- **Given request**: Make an exact copy of all the entries, but do not reproduce the pictures.

- **Extracted entries**:

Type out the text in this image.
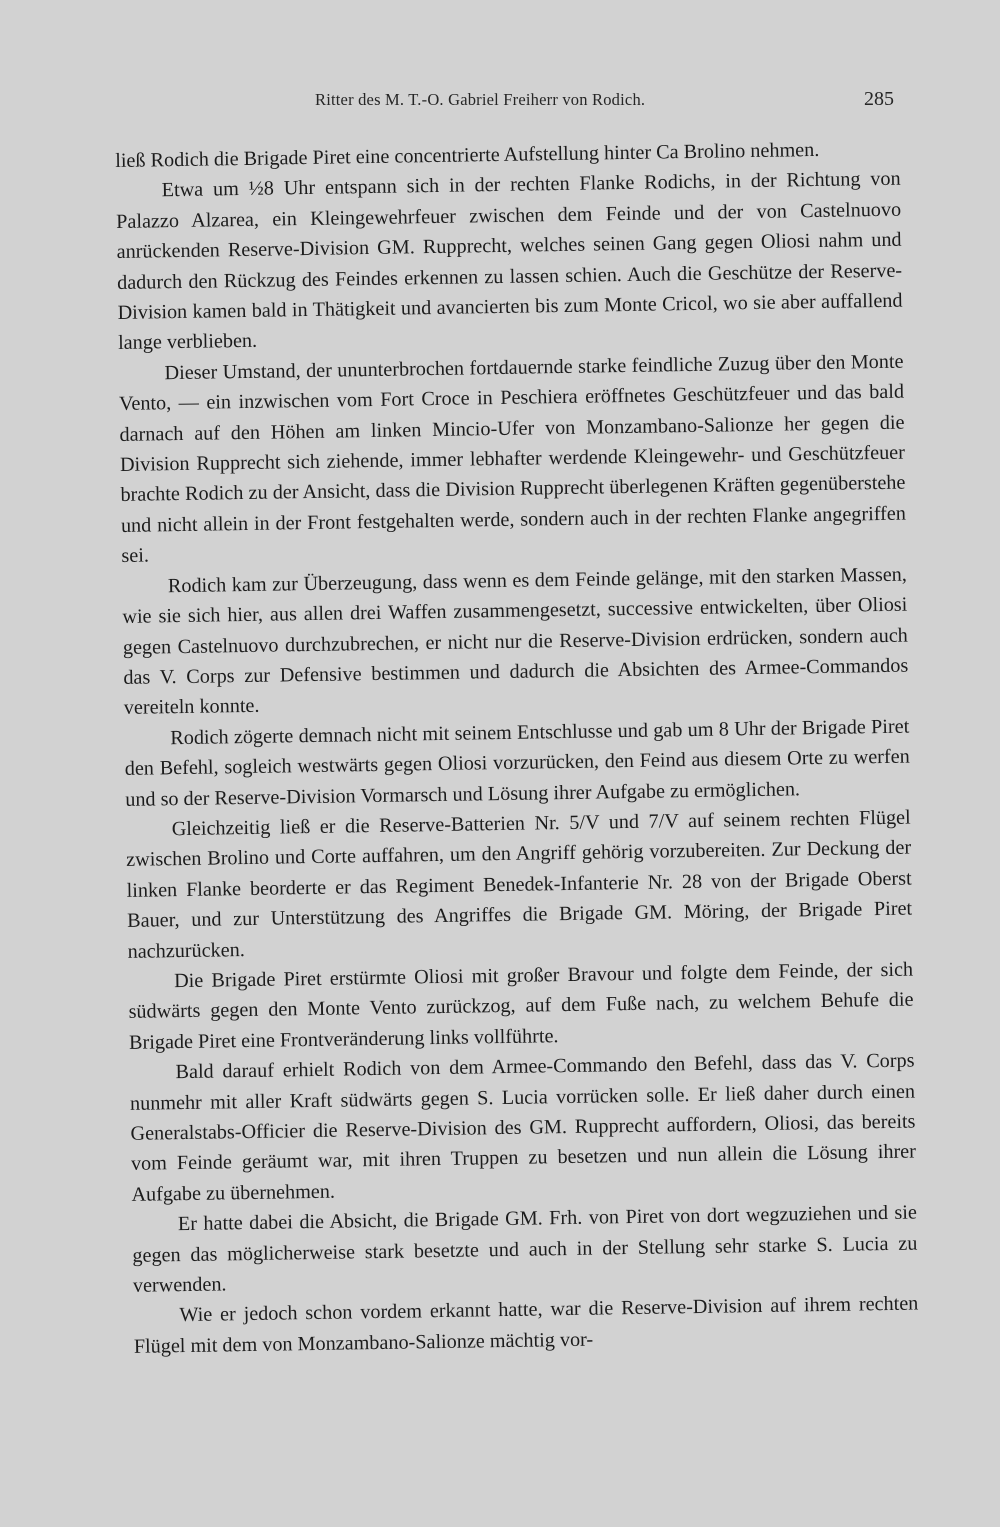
Ritter des M. T.-O. Gabriel Freiherr von Rodich.	285

ließ Rodich die Brigade Piret eine concentrierte Aufstellung hinter Ca Brolino nehmen.

Etwa um ½8 Uhr entspann sich in der rechten Flanke Rodichs, in der Richtung von Palazzo Alzarea, ein Kleingewehrfeuer zwischen dem Feinde und der von Castelnuovo anrückenden Reserve-Division GM. Rupprecht, welches seinen Gang gegen Oliosi nahm und dadurch den Rückzug des Feindes erkennen zu lassen schien. Auch die Geschütze der Reserve-Division kamen bald in Thätigkeit und avancierten bis zum Monte Cricol, wo sie aber auffallend lange verblieben.

Dieser Umstand, der ununterbrochen fortdauernde starke feindliche Zuzug über den Monte Vento, — ein inzwischen vom Fort Croce in Peschiera eröffnetes Geschützfeuer und das bald darnach auf den Höhen am linken Mincio-Ufer von Monzambano-Salionze her gegen die Division Rupprecht sich ziehende, immer lebhafter werdende Kleingewehr- und Geschützfeuer brachte Rodich zu der Ansicht, dass die Division Rupprecht überlegenen Kräften gegenüberstehe und nicht allein in der Front festgehalten werde, sondern auch in der rechten Flanke angegriffen sei.

Rodich kam zur Überzeugung, dass wenn es dem Feinde gelänge, mit den starken Massen, wie sie sich hier, aus allen drei Waffen zusammengesetzt, successive entwickelten, über Oliosi gegen Castelnuovo durchzubrechen, er nicht nur die Reserve-Division erdrücken, sondern auch das V. Corps zur Defensive bestimmen und dadurch die Absichten des Armee-Commandos vereiteln konnte.

Rodich zögerte demnach nicht mit seinem Entschlusse und gab um 8 Uhr der Brigade Piret den Befehl, sogleich westwärts gegen Oliosi vorzurücken, den Feind aus diesem Orte zu werfen und so der Reserve-Division Vormarsch und Lösung ihrer Aufgabe zu ermöglichen.

Gleichzeitig ließ er die Reserve-Batterien Nr. 5/V und 7/V auf seinem rechten Flügel zwischen Brolino und Corte auffahren, um den Angriff gehörig vorzubereiten. Zur Deckung der linken Flanke beorderte er das Regiment Benedek-Infanterie Nr. 28 von der Brigade Oberst Bauer, und zur Unterstützung des Angriffes die Brigade GM. Möring, der Brigade Piret nachzurücken.

Die Brigade Piret erstürmte Oliosi mit großer Bravour und folgte dem Feinde, der sich südwärts gegen den Monte Vento zurückzog, auf dem Fuße nach, zu welchem Behufe die Brigade Piret eine Frontveränderung links vollführte.

Bald darauf erhielt Rodich von dem Armee-Commando den Befehl, dass das V. Corps nunmehr mit aller Kraft südwärts gegen S. Lucia vorrücken solle. Er ließ daher durch einen Generalstabs-Officier die Reserve-Division des GM. Rupprecht auffordern, Oliosi, das bereits vom Feinde geräumt war, mit ihren Truppen zu besetzen und nun allein die Lösung ihrer Aufgabe zu übernehmen.

Er hatte dabei die Absicht, die Brigade GM. Frh. von Piret von dort wegzuziehen und sie gegen das möglicherweise stark besetzte und auch in der Stellung sehr starke S. Lucia zu verwenden.

Wie er jedoch schon vordem erkannt hatte, war die Reserve-Division auf ihrem rechten Flügel mit dem von Monzambano-Salionze mächtig vor-
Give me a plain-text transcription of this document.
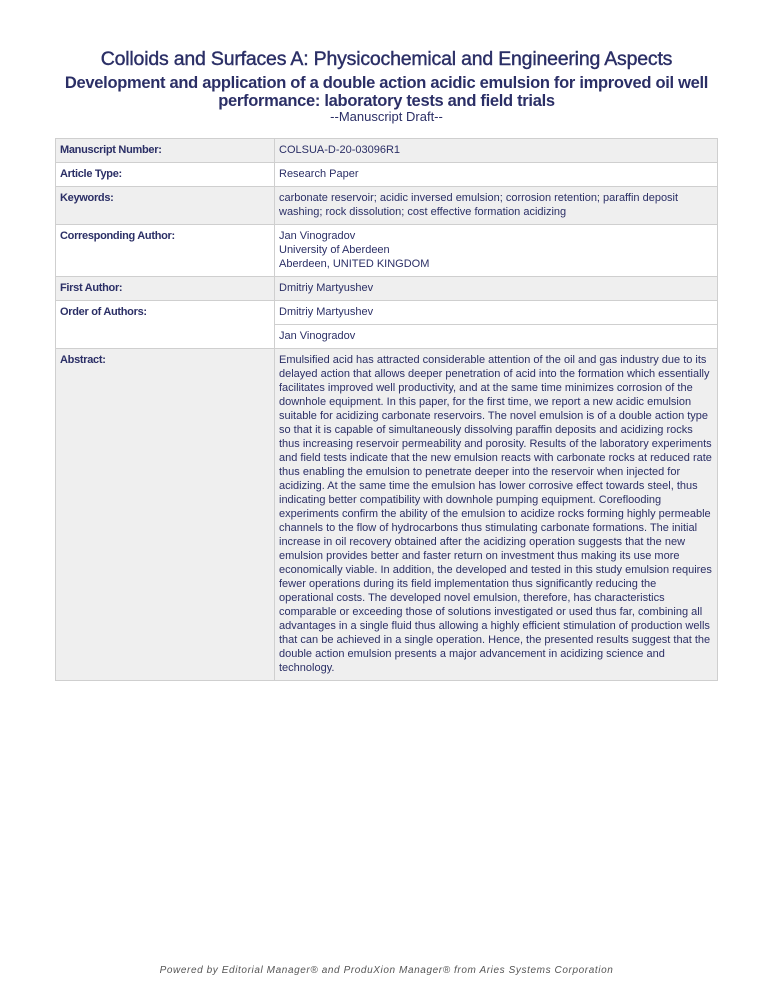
Colloids and Surfaces A: Physicochemical and Engineering Aspects
Development and application of a double action acidic emulsion for improved oil well performance: laboratory tests and field trials
--Manuscript Draft--
Manuscript Number:	COLSUA-D-20-03096R1
Article Type:	Research Paper
Keywords:	carbonate reservoir; acidic inversed emulsion; corrosion retention; paraffin deposit washing; rock dissolution; cost effective formation acidizing
Corresponding Author:	Jan Vinogradov
University of Aberdeen
Aberdeen, UNITED KINGDOM

First Author:	Dmitriy Martyushev
Order of Authors:	Dmitriy Martyushev
	Jan Vinogradov
Abstract:	Emulsified acid has attracted considerable attention of the oil and gas industry due to its delayed action that allows deeper penetration of acid into the formation which essentially facilitates improved well productivity, and at the same time minimizes corrosion of the downhole equipment. In this paper, for the first time, we report a new acidic emulsion suitable for acidizing carbonate reservoirs. The novel emulsion is of a double action type so that it is capable of simultaneously dissolving paraffin deposits and acidizing rocks thus increasing reservoir permeability and porosity. Results of the laboratory experiments and field tests indicate that the new emulsion reacts with carbonate rocks at reduced rate thus enabling the emulsion to penetrate deeper into the reservoir when injected for acidizing. At the same time the emulsion has lower corrosive effect towards steel, thus indicating better compatibility with downhole pumping equipment. Coreflooding experiments confirm the ability of the emulsion to acidize rocks forming highly permeable channels to the flow of hydrocarbons thus stimulating carbonate formations. The initial increase in oil recovery obtained after the acidizing operation suggests that the new emulsion provides better and faster return on investment thus making its use more economically viable. In addition, the developed and tested in this study emulsion requires fewer operations during its field implementation thus significantly reducing the operational costs. The developed novel emulsion, therefore, has characteristics comparable or exceeding those of solutions investigated or used thus far, combining all advantages in a single fluid thus allowing a highly efficient stimulation of production wells that can be achieved in a single operation. Hence, the presented results suggest that the double action emulsion presents a major advancement in acidizing science and technology.
Powered by Editorial Manager® and ProduXion Manager® from Aries Systems Corporation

- **Exercise solution**:
Type out the text in this image.
Ritter des M. T.-O. Gabriel Freiherr von Rodich.	285

ließ Rodich die Brigade Piret eine concentrierte Aufstellung hinter Ca Brolino nehmen.

Etwa um ½8 Uhr entspann sich in der rechten Flanke Rodichs, in der Richtung von Palazzo Alzarea, ein Kleingewehrfeuer zwischen dem Feinde und der von Castelnuovo anrückenden Reserve-Division GM. Rupprecht, welches seinen Gang gegen Oliosi nahm und dadurch den Rückzug des Feindes erkennen zu lassen schien. Auch die Geschütze der Reserve-Division kamen bald in Thätigkeit und avancierten bis zum Monte Cricol, wo sie aber auffallend lange verblieben.

Dieser Umstand, der ununterbrochen fortdauernde starke feindliche Zuzug über den Monte Vento, — ein inzwischen vom Fort Croce in Peschiera eröffnetes Geschützfeuer und das bald darnach auf den Höhen am linken Mincio-Ufer von Monzambano-Salionze her gegen die Division Rupprecht sich ziehende, immer lebhafter werdende Kleingewehr- und Geschützfeuer brachte Rodich zu der Ansicht, dass die Division Rupprecht überlegenen Kräften gegenüberstehe und nicht allein in der Front festgehalten werde, sondern auch in der rechten Flanke angegriffen sei.

Rodich kam zur Überzeugung, dass wenn es dem Feinde gelänge, mit den starken Massen, wie sie sich hier, aus allen drei Waffen zusammengesetzt, successive entwickelten, über Oliosi gegen Castelnuovo durchzubrechen, er nicht nur die Reserve-Division erdrücken, sondern auch das V. Corps zur Defensive bestimmen und dadurch die Absichten des Armee-Commandos vereiteln konnte.

Rodich zögerte demnach nicht mit seinem Entschlusse und gab um 8 Uhr der Brigade Piret den Befehl, sogleich westwärts gegen Oliosi vorzurücken, den Feind aus diesem Orte zu werfen und so der Reserve-Division Vormarsch und Lösung ihrer Aufgabe zu ermöglichen.

Gleichzeitig ließ er die Reserve-Batterien Nr. 5/V und 7/V auf seinem rechten Flügel zwischen Brolino und Corte auffahren, um den Angriff gehörig vorzubereiten. Zur Deckung der linken Flanke beorderte er das Regiment Benedek-Infanterie Nr. 28 von der Brigade Oberst Bauer, und zur Unterstützung des Angriffes die Brigade GM. Möring, der Brigade Piret nachzurücken.

Die Brigade Piret erstürmte Oliosi mit großer Bravour und folgte dem Feinde, der sich südwärts gegen den Monte Vento zurückzog, auf dem Fuße nach, zu welchem Behufe die Brigade Piret eine Frontveränderung links vollführte.

Bald darauf erhielt Rodich von dem Armee-Commando den Befehl, dass das V. Corps nunmehr mit aller Kraft südwärts gegen S. Lucia vorrücken solle. Er ließ daher durch einen Generalstabs-Officier die Reserve-Division des GM. Rupprecht auffordern, Oliosi, das bereits vom Feinde geräumt war, mit ihren Truppen zu besetzen und nun allein die Lösung ihrer Aufgabe zu übernehmen.

Er hatte dabei die Absicht, die Brigade GM. Frh. von Piret von dort wegzuziehen und sie gegen das möglicherweise stark besetzte und auch in der Stellung sehr starke S. Lucia zu verwenden.

Wie er jedoch schon vordem erkannt hatte, war die Reserve-Division auf ihrem rechten Flügel mit dem von Monzambano-Salionze mächtig vor-
Give me a plain-text transcription of this document.
Colloids and Surfaces A: Physicochemical and Engineering Aspects
Development and application of a double action acidic emulsion for improved oil well performance: laboratory tests and field trials
--Manuscript Draft--
Manuscript Number:	COLSUA-D-20-03096R1
Article Type:	Research Paper
Keywords:	carbonate reservoir; acidic inversed emulsion; corrosion retention; paraffin deposit washing; rock dissolution; cost effective formation acidizing
Corresponding Author:	Jan Vinogradov
University of Aberdeen
Aberdeen, UNITED KINGDOM

First Author:	Dmitriy Martyushev
Order of Authors:	Dmitriy Martyushev
	Jan Vinogradov
Abstract:	Emulsified acid has attracted considerable attention of the oil and gas industry due to its delayed action that allows deeper penetration of acid into the formation which essentially facilitates improved well productivity, and at the same time minimizes corrosion of the downhole equipment. In this paper, for the first time, we report a new acidic emulsion suitable for acidizing carbonate reservoirs. The novel emulsion is of a double action type so that it is capable of simultaneously dissolving paraffin deposits and acidizing rocks thus increasing reservoir permeability and porosity. Results of the laboratory experiments and field tests indicate that the new emulsion reacts with carbonate rocks at reduced rate thus enabling the emulsion to penetrate deeper into the reservoir when injected for acidizing. At the same time the emulsion has lower corrosive effect towards steel, thus indicating better compatibility with downhole pumping equipment. Coreflooding experiments confirm the ability of the emulsion to acidize rocks forming highly permeable channels to the flow of hydrocarbons thus stimulating carbonate formations. The initial increase in oil recovery obtained after the acidizing operation suggests that the new emulsion provides better and faster return on investment thus making its use more economically viable. In addition, the developed and tested in this study emulsion requires fewer operations during its field implementation thus significantly reducing the operational costs. The developed novel emulsion, therefore, has characteristics comparable or exceeding those of solutions investigated or used thus far, combining all advantages in a single fluid thus allowing a highly efficient stimulation of production wells that can be achieved in a single operation. Hence, the presented results suggest that the double action emulsion presents a major advancement in acidizing science and technology.
Powered by Editorial Manager® and ProduXion Manager® from Aries Systems Corporation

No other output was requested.